## begin Data to process

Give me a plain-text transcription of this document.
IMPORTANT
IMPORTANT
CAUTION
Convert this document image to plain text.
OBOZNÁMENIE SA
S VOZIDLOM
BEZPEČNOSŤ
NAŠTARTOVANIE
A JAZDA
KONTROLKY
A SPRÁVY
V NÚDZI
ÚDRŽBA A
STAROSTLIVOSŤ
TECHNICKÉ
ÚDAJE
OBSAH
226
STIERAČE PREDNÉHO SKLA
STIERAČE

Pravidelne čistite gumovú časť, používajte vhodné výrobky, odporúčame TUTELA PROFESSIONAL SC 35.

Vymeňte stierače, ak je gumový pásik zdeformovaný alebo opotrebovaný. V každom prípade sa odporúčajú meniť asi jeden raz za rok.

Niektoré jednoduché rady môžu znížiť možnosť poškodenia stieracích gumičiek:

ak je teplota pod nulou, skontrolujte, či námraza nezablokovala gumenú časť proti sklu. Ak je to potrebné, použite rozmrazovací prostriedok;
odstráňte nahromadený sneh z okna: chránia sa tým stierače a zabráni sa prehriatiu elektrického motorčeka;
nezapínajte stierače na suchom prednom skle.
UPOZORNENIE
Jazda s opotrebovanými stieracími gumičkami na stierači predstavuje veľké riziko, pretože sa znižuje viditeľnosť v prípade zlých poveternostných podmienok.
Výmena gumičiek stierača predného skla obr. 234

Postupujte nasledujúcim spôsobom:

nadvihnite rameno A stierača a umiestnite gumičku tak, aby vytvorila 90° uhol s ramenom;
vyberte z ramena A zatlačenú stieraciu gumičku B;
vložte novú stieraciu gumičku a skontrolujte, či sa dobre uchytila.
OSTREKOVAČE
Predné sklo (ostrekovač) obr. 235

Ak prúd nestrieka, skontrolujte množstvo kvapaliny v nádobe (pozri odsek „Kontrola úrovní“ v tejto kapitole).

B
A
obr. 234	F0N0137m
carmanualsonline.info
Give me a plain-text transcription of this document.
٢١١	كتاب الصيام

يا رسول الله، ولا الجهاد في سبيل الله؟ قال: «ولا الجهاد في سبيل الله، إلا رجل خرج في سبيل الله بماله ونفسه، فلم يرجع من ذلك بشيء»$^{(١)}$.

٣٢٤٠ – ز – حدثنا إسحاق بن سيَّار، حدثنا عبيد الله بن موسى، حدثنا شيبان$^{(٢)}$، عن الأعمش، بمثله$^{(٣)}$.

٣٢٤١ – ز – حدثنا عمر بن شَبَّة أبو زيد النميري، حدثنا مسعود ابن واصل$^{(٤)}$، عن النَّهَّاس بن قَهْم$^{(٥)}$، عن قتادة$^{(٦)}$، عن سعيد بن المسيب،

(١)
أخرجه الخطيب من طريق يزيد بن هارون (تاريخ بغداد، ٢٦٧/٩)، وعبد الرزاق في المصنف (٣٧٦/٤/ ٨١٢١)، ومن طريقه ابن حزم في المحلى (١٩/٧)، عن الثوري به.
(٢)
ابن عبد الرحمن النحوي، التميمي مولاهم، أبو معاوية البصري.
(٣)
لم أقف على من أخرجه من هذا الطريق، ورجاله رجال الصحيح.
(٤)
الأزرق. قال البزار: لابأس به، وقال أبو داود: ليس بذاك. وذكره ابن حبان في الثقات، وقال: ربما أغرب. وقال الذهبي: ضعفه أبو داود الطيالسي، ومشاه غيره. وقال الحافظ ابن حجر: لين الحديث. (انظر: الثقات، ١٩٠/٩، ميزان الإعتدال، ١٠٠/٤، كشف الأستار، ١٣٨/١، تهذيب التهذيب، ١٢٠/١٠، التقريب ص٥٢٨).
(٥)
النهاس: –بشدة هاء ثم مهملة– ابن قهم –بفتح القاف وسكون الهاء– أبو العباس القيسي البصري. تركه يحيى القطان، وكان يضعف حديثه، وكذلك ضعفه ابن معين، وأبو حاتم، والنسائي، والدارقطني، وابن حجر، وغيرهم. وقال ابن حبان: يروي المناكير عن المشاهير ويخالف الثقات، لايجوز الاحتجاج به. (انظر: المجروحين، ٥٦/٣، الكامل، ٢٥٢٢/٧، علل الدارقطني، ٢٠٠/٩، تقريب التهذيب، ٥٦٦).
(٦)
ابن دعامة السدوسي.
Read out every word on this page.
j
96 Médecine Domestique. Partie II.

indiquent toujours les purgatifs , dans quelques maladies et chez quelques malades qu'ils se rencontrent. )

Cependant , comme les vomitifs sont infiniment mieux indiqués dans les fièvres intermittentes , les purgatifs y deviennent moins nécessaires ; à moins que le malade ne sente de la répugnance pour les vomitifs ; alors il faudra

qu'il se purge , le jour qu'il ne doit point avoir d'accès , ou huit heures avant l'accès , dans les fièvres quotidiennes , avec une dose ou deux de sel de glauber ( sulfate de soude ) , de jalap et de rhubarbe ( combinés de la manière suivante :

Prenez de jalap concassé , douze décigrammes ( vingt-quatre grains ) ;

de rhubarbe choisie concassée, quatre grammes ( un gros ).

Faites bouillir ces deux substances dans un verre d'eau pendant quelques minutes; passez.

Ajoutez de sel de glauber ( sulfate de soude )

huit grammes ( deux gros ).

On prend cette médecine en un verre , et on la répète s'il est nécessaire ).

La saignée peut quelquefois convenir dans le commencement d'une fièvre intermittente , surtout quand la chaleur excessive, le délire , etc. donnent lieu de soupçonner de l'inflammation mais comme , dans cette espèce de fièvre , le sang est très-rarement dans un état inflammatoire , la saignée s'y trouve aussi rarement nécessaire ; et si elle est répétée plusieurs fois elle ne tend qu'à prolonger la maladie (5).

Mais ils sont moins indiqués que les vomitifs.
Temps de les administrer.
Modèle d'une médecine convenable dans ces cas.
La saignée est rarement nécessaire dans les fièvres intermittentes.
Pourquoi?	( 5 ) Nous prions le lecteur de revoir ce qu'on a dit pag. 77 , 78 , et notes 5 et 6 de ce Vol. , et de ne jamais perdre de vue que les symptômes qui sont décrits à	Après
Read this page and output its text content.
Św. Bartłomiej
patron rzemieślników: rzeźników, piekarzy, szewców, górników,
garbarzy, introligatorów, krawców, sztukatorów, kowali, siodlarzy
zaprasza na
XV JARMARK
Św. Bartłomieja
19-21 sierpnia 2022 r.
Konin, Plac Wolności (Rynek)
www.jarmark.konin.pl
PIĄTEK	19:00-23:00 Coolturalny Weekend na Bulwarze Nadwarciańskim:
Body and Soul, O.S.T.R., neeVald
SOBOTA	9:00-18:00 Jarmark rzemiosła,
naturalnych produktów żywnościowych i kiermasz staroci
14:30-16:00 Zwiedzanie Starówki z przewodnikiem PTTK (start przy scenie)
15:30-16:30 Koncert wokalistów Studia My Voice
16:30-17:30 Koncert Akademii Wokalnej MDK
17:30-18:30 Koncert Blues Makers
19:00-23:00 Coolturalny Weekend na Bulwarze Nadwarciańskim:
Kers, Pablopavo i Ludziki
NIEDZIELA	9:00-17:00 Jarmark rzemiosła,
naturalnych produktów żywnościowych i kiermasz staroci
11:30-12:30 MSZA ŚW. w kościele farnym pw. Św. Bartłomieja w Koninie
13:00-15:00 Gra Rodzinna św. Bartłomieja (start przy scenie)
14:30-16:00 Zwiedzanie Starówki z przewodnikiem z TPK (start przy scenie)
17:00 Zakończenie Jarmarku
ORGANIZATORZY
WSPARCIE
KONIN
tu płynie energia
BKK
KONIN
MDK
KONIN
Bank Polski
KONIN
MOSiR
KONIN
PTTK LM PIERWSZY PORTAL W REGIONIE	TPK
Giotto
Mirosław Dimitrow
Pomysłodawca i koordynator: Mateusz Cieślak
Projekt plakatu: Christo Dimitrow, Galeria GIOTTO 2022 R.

## end Data to process

__Exercise description__:
From the records above, pull out every line containing the word "sulfate".

__Task answer__:
qu'il se purge , le jour qu'il ne doit point avoir d'accès , ou huit heures avant l'accès , dans les fièvres quotidiennes , avec une dose ou deux de sel de glauber ( sulfate de soude ) , de jalap et de rhubarbe ( combinés de la manière suivante :
Ajoutez de sel de glauber ( sulfate de soude )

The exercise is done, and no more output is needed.